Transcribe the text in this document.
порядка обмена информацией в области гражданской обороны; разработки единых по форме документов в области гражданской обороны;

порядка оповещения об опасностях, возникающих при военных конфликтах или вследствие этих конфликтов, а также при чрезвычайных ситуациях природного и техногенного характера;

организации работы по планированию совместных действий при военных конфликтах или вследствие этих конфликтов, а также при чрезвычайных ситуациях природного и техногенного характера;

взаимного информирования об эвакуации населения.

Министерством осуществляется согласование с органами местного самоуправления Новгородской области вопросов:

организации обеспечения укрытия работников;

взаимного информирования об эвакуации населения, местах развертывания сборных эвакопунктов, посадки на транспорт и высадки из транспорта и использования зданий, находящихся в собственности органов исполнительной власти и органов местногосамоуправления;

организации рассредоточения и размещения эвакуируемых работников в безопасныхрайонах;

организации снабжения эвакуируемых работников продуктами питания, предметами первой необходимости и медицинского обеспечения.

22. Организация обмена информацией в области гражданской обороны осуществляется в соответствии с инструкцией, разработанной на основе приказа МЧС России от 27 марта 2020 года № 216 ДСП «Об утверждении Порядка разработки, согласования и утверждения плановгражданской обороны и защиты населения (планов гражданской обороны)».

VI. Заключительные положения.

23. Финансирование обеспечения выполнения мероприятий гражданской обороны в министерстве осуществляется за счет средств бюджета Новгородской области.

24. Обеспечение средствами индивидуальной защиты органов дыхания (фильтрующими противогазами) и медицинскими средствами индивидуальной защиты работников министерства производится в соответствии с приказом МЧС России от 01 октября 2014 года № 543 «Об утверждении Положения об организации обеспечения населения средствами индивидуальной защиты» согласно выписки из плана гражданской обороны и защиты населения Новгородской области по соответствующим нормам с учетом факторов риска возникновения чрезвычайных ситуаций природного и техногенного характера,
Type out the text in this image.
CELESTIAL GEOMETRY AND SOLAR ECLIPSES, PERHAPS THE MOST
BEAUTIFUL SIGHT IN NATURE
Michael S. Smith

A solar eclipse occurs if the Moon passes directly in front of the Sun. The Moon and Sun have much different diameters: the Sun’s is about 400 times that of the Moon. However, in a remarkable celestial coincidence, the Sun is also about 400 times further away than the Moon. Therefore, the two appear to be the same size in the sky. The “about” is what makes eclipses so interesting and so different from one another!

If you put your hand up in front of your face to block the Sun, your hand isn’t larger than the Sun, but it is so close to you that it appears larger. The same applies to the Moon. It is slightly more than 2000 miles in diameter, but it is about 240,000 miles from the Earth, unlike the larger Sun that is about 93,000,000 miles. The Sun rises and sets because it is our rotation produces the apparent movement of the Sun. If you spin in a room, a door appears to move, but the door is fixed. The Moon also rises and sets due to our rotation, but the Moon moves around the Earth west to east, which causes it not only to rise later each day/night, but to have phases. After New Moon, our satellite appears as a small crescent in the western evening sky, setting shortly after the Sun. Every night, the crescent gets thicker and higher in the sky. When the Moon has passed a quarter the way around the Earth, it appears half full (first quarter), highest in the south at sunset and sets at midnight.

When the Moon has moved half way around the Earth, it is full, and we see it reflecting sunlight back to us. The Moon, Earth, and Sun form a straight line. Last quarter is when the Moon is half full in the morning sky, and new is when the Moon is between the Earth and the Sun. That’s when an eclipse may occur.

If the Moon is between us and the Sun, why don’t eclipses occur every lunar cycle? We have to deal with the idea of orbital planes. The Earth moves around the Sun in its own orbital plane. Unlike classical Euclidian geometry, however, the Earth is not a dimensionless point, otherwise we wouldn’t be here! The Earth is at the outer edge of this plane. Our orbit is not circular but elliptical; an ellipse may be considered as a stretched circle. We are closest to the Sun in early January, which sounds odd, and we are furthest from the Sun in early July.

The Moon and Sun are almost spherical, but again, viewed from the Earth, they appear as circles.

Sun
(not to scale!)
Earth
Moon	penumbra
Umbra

§ **WHAT THE TASK REQUIRES**: Using the listing above, pull out all lines that hold the word "информирования".

§ **WRITTEN SOLUTION**:
взаимного информирования об эвакуации населения.
взаимного информирования об эвакуации населения, местах развертывания сборных эвакопунктов, посадки на транспорт и высадки из транспорта и использования зданий, находящихся в собственности органов исполнительной власти и органов местногосамоуправления;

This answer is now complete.